- [Objectif]:
Comptez les lignes du listing ci-dessous qui contiennent la chaîne « 设置温度 », puis indiquez uniquement ce nombre.

---------- Données enregistrées

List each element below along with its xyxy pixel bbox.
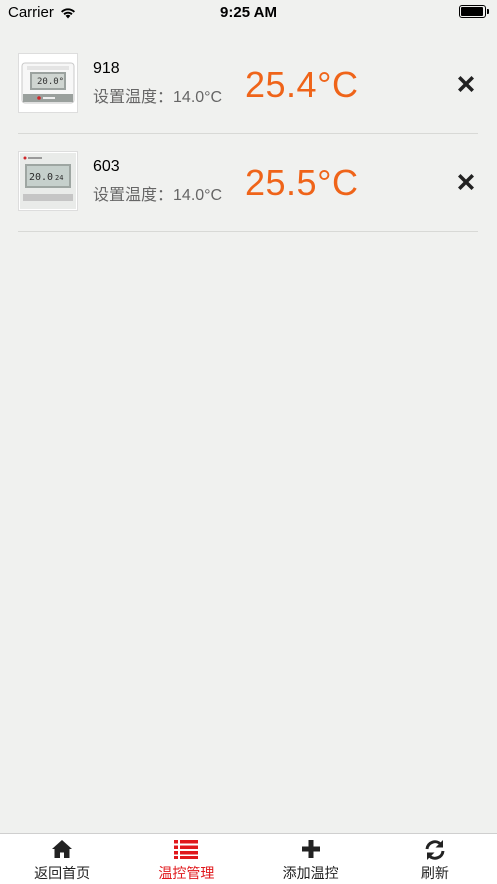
status-bar: Carrier 9:25 AM	[0, 0, 497, 25]
close-icon	[458, 76, 474, 92]
tab-add-thermostat[interactable]: 添加温控	[249, 834, 373, 884]
list-icon	[174, 840, 199, 859]
current-temperature: 25.5°C	[245, 162, 359, 203]
thermostat-row[interactable]: 20.0 24 603 设置温度：14.0°C 25.5°C	[18, 134, 478, 232]
set-temperature-label: 设置温度：	[93, 187, 174, 204]
set-temperature-value: 14.0°C	[173, 187, 223, 204]
thermostat-row[interactable]: 20.0° 918 设置温度：14.0°C 25.4°C	[18, 36, 478, 134]
plus-icon	[301, 840, 320, 858]
thermostat-thumbnail: 20.0 24	[18, 151, 78, 211]
set-temperature-label: 设置温度：	[93, 89, 174, 106]
set-temperature: 设置温度：14.0°C	[93, 83, 222, 107]
delete-button[interactable]	[454, 170, 478, 194]
tab-bar: 返回首页 温控管理 添加温控 刷新	[0, 833, 497, 884]
current-temperature: 25.4°C	[245, 64, 359, 105]
delete-button[interactable]	[454, 72, 478, 96]
tab-label: 温控管理	[158, 865, 215, 881]
tab-thermostat-management[interactable]: 温控管理	[124, 834, 248, 884]
thermostat-thumbnail: 20.0°	[18, 53, 78, 113]
tab-label: 返回首页	[34, 865, 91, 881]
thermostat-name: 603	[93, 158, 120, 175]
close-icon	[458, 174, 474, 190]
svg-text:20.0°: 20.0°	[37, 77, 64, 87]
thermostat-name: 918	[93, 60, 120, 77]
refresh-icon	[425, 840, 445, 860]
tab-home[interactable]: 返回首页	[0, 834, 124, 884]
set-temperature: 设置温度：14.0°C	[93, 181, 222, 205]
battery-icon	[459, 5, 489, 18]
svg-text:20.0: 20.0	[29, 172, 53, 183]
status-time: 9:25 AM	[220, 4, 277, 21]
thermostat-list: 20.0° 918 设置温度：14.0°C 25.4°C 20.0 24 603…	[0, 36, 497, 232]
set-temperature-value: 14.0°C	[173, 89, 223, 106]
tab-label: 添加温控	[282, 865, 339, 881]
home-icon	[52, 840, 73, 858]
tab-label: 刷新	[420, 865, 449, 881]
tab-refresh[interactable]: 刷新	[373, 834, 497, 884]
svg-text:24: 24	[55, 174, 63, 182]
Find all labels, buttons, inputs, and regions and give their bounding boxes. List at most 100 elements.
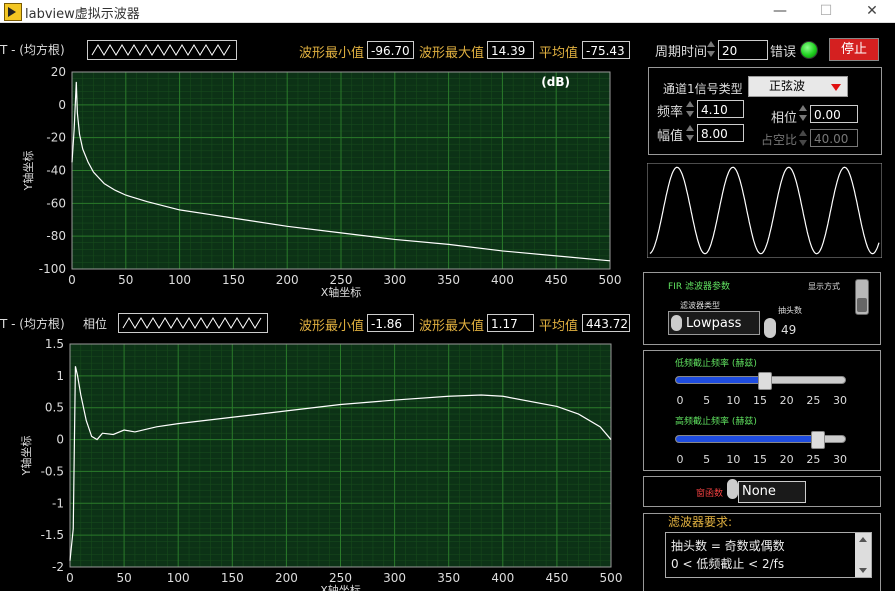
cutoff-tick-label: 20	[779, 453, 794, 466]
spectrum-ytick-label: -80	[46, 229, 66, 243]
waveform-ytick-label: 0.5	[45, 401, 64, 415]
cutoff-tick-label: 0	[676, 394, 684, 407]
spectrum-xtick-label: 250	[330, 273, 353, 287]
error-led-icon	[800, 41, 818, 59]
waveform-xtick-label: 200	[275, 571, 298, 585]
scroll-down-icon[interactable]	[859, 568, 867, 573]
low-cutoff-label: 低频截止频率 (赫兹)	[675, 359, 757, 369]
bottom-avg-value: 443.72n	[582, 314, 630, 332]
display-mode-toggle[interactable]	[855, 279, 869, 315]
spectrum-ytick-label: -40	[46, 164, 66, 178]
phase-spinner-icon[interactable]	[799, 104, 807, 122]
waveform-ytick-label: -2	[52, 560, 64, 574]
spectrum-xtick-label: 100	[168, 273, 191, 287]
taps-label: 抽头数	[778, 306, 802, 315]
high-cutoff-label: 高频截止频率 (赫兹)	[675, 417, 757, 427]
cutoff-tick-label: 10	[726, 453, 741, 466]
waveform-xtick-label: 350	[437, 571, 460, 585]
spectrum-ytick-label: 0	[58, 98, 66, 112]
amplitude-spinner-icon[interactable]	[686, 124, 694, 142]
spectrum-ytick-label: 20	[51, 65, 66, 79]
cutoff-tick-label: 10	[726, 394, 741, 407]
duty-cycle-input[interactable]: 40.00	[810, 129, 858, 147]
low-cutoff-scale: 0 5 10 15 20 25 30	[676, 394, 848, 408]
scroll-up-icon[interactable]	[859, 537, 867, 542]
waveform-xtick-label: 500	[600, 571, 623, 585]
spectrum-unit-label: (dB)	[541, 75, 570, 89]
cutoff-tick-label: 30	[833, 394, 847, 407]
window-fn-value[interactable]: None	[738, 481, 806, 503]
front-panel: T - (均方根) 波形最小值 -96.70 波形最大值 14.39 平均值 -…	[0, 23, 895, 591]
top-avg-value: -75.43	[582, 41, 630, 59]
spectrum-xtick-label: 400	[491, 273, 514, 287]
bottom-rms-label: T - (均方根)	[0, 317, 65, 331]
taps-value[interactable]: 49	[781, 323, 796, 337]
maximize-button[interactable]: ☐	[803, 0, 849, 22]
slider-thumb[interactable]	[757, 372, 772, 390]
period-spinner-icon[interactable]	[707, 40, 715, 58]
waveform-ytick-label: -1.5	[41, 528, 64, 542]
waveform-ytick-label: -1	[52, 496, 64, 510]
waveform-xtick-label: 400	[491, 571, 514, 585]
fir-title: FIR 滤波器参数	[668, 282, 730, 292]
amplitude-label: 幅值	[657, 129, 684, 144]
low-cutoff-slider[interactable]	[675, 372, 846, 390]
filtered-waveform-graph[interactable]: 0 50 100 150 200 250 300 350 400 450 500 1.5 1 0.5 0 -0…	[0, 337, 640, 591]
spectrum-xtick-label: 450	[545, 273, 568, 287]
filter-type-selector[interactable]: Lowpass	[668, 311, 760, 335]
taps-spinner-icon[interactable]	[764, 318, 776, 338]
spectrum-xtick-label: 500	[599, 273, 622, 287]
spectrum-xtick-label: 300	[383, 273, 406, 287]
requirements-title: 滤波器要求:	[668, 515, 733, 529]
waveform-ytick-label: -0.5	[41, 464, 64, 478]
waveform-xaxis-label: X轴坐标	[320, 583, 361, 591]
period-input[interactable]: 20	[718, 40, 768, 60]
waveform-xtick-label: 250	[329, 571, 352, 585]
waveform-xtick-label: 100	[167, 571, 190, 585]
frequency-input[interactable]: 4.10	[697, 100, 744, 118]
bottom-avg-label: 平均值	[539, 319, 579, 334]
bottom-min-value: -1.86	[367, 314, 414, 332]
labview-app-icon	[4, 3, 22, 21]
waveform-ytick-label: 0	[56, 433, 64, 447]
window-fn-label: 窗函数	[696, 489, 724, 499]
duty-cycle-spinner-icon[interactable]	[799, 129, 807, 147]
amplitude-input[interactable]: 8.00	[697, 124, 744, 142]
stop-button[interactable]: 停止	[829, 38, 879, 61]
requirements-scrollbar[interactable]	[855, 533, 871, 577]
filter-type-value: Lowpass	[686, 316, 742, 331]
display-mode-label: 显示方式	[808, 282, 840, 291]
cutoff-tick-label: 20	[779, 394, 794, 407]
bottom-max-label: 波形最大值	[419, 319, 485, 334]
triangle-wave-icon	[122, 317, 262, 329]
requirements-textbox[interactable]: 抽头数 = 奇数或偶数 0 < 低频截止 < 2/fs	[665, 532, 872, 578]
spectrum-ytick-label: -20	[46, 131, 66, 145]
minimize-button[interactable]: —	[757, 0, 803, 22]
signal-type-value: 正弦波	[769, 79, 806, 93]
waveform-xtick-label: 0	[66, 571, 74, 585]
preview-frame	[647, 163, 882, 258]
cutoff-tick-label: 25	[806, 394, 821, 407]
phase-input[interactable]: 0.00	[810, 105, 858, 123]
frequency-label: 频率	[657, 105, 684, 120]
spectrum-yaxis-label: Y轴坐标	[21, 151, 35, 192]
close-button[interactable]: ✕	[849, 0, 895, 22]
duty-cycle-label: 占空比	[761, 133, 798, 147]
signal-type-dropdown[interactable]: 正弦波	[748, 76, 848, 97]
bottom-phase-label: 相位	[83, 317, 108, 331]
signal-preview-graph	[647, 163, 882, 258]
window-title: labview虚拟示波器	[25, 7, 140, 22]
slider-thumb[interactable]	[811, 431, 825, 449]
top-max-label: 波形最大值	[419, 46, 485, 61]
period-label: 周期时间	[655, 45, 708, 60]
top-max-value: 14.39	[487, 41, 534, 59]
frequency-spinner-icon[interactable]	[686, 100, 694, 118]
spectrum-graph[interactable]: 0 50 100 150 200 250 300 350 400 450 500200-20-40-…	[0, 63, 640, 308]
top-pattern-indicator	[87, 40, 237, 60]
window-fn-spinner-icon[interactable]	[727, 479, 738, 499]
spectrum-xtick-label: 150	[222, 273, 245, 287]
title-bar: labview虚拟示波器 — ☐ ✕	[0, 0, 895, 23]
spectrum-xtick-label: 50	[118, 273, 133, 287]
cutoff-tick-label: 5	[703, 394, 711, 407]
high-cutoff-slider[interactable]	[675, 431, 846, 449]
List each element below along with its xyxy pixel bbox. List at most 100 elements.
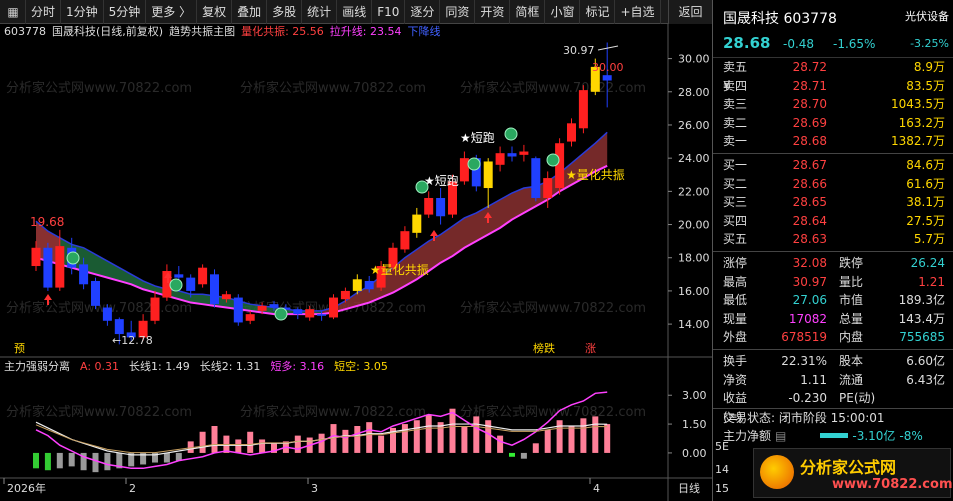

--------------------

- [Corrigé de l'exercice]:
7